Trecho fornecido >>
= = = = = = =
26 janeiro, 2007

De que somos feitos?

Antecipando um pouco a Postagem Coletiva a favor da Paz e contra a violência, convido a todos a aderirem à iniciativa do Lino Resende.
A blogagem está marcada para dia 30 de janeiro. Mais informações com o Lino.

De que somos feitos? Perguntei-me, hoje pela manhã, ao presenciar um jovenzinho em seu carrinho fazendo gestos obscenos para o motorista de um ônibus que, supostamente, lhe dera uma fechada.


As associações vieram:

Foi Shakespeare quem assim definiu a essência do ser humano: "Somos feitos da matéria dos sonhos, nossa vida pequenina é cercada pelo sono."

Freud, é demais sabido, atribuiu importância fundamental aos sonhos, a ponto de considerá-los a 'via real' para o conhecimento do inconsciente. Pretendeu criar um método para sua interpretação e para a compreensão das angústias que afligem o Homem. Se não sonhássemos, os conteúdos insuportáveis dos sonhos se refletiriam nos reguladores neurovegetativos (respiração, transpiração, ritmo cardíaco, pressão arterial...) e não dormiríamos em paz: "os sonhos são o guardião do sono", disse. Quando acordamos sobressaltados, o coração aos pulos e a respiração ofegante, constatamos um pesadelo "terrível".

Comumente, chamamos de pesadelo os sonhos em que somos vítimas de ataques, intempéries, vicissitudes de toda ordem: alguém morreu, um ladrão nos persegue, um criminoso nos ameaça ou um animal nos ataca. Nem sempre somos vítimas: há sonhos em que nós mesmos fazemos algo proibido, experimentamos desejos inconfessáveis, cometemos violências e praticamos atos reprováveis. Freud explica: "os sonhos são a realização dos desejos reprimidos".


Descobrimos, pelos sonhos, que não somos feitos apenas de bons sentimentos (solidariedade, amor, compreensão, etc) mas também – e principalmente – de impulsos agressivos. "Qualquer um sabe, por experiência própria, que o mau gênio, o egoísmo, a baixeza, a voracidade, os ciúmes e a hostilidade são sentidos e expressos pelos outros diariamente, embora não vislumbre tão claramente sua existência dentro de si". (Joan Rivière).
= = = = = = =
Dados fornecidos >>

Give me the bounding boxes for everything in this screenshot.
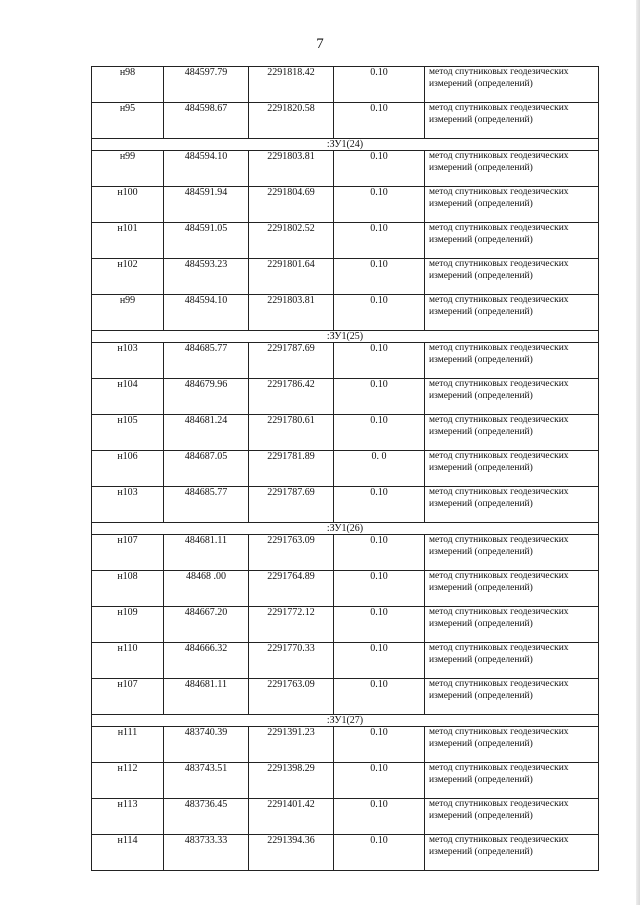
= = = = = = =
Tarefa 1 >> No texto sobre os sonhos, como Freud considerava os sonhos em relação ao conhecimento do inconsciente?
Tarefa 2 >> Liste todos os traços negativos que, segundo a citação de Joan Rivière no texto sobre os sonhos, são sentidos e expressos pelos outros diariamente.
Tarefa 3 >> Prossiga o texto sobre os sonhos a partir da última frase apresentada.
A listagem não precisa ser consultada.

Resposta escrita 1 >> Como a "via real" para o conhecimento do inconsciente.

Resposta escrita 2 >> Mau gênio, egoísmo, baixeza, voracidade, ciúmes e hostilidade.

Resposta escrita 3 >>
O noticiário da manhã já nos oferece um cardápio suculento: bombas no Iraque, tiroteio no Rio, assaltos nas rodovias, assassinatos no bairro vizinho, guerras, falcatruas, terrorismo... Ao meio dia, a TV tinge de sangue o prato do dia. À noite, não dormimos sem escutar e ver mais e mais do mesmo. Às vezes dá vontade de acreditar que "o inferno são os outros", como dizia Sartre e poetizaram os Titãs:

O Inferno São Os Outros
Não quero rotina, nem disciplina,
Não tenho hora, pra ir embora
Não vou pro trabalho, não ganho dinheiro
Não ando na moda, não olho no espelho

Não tenho endereço, casa, nome e sobrenome
Não tenho documento, carro, conta e telefone
Se todo mundo acha, que estou errado, eu acho que não
Se todo mundo acha, que estou louco, eu acho que não

O problema não é meu
O paraíso é para todos
O problema não sou eu
O inferno são os outros, o inferno são os outros

Não tenho amigo, nem inimigo
Não me engano mais
Ninguém vive em paz
Não uso relógio
Não escondo a idade
Não ouço conselho
E nem falo a verdade

Projetamos no mundo externo, no outro, todo o mal. O mecanismo de projeção é, realmente, uma medida de segurança contra a dor, os ataques, o desamparo. O mal está lá fora e, quando temos sentimentos ruins, estes são causados pelos outros: "a culpa não é minha, foi ele quem me atacou".

As guerras assim se justificam: defesa do país, do território. O 'outro' é o agressor. Os noticiários oficiais denominam de 'insurgentes e rebeldes' aqueles que lutam contra o invasor – não é o que dizem os telejornais em relação aos iraquianos que lançam bombas contra os americanos?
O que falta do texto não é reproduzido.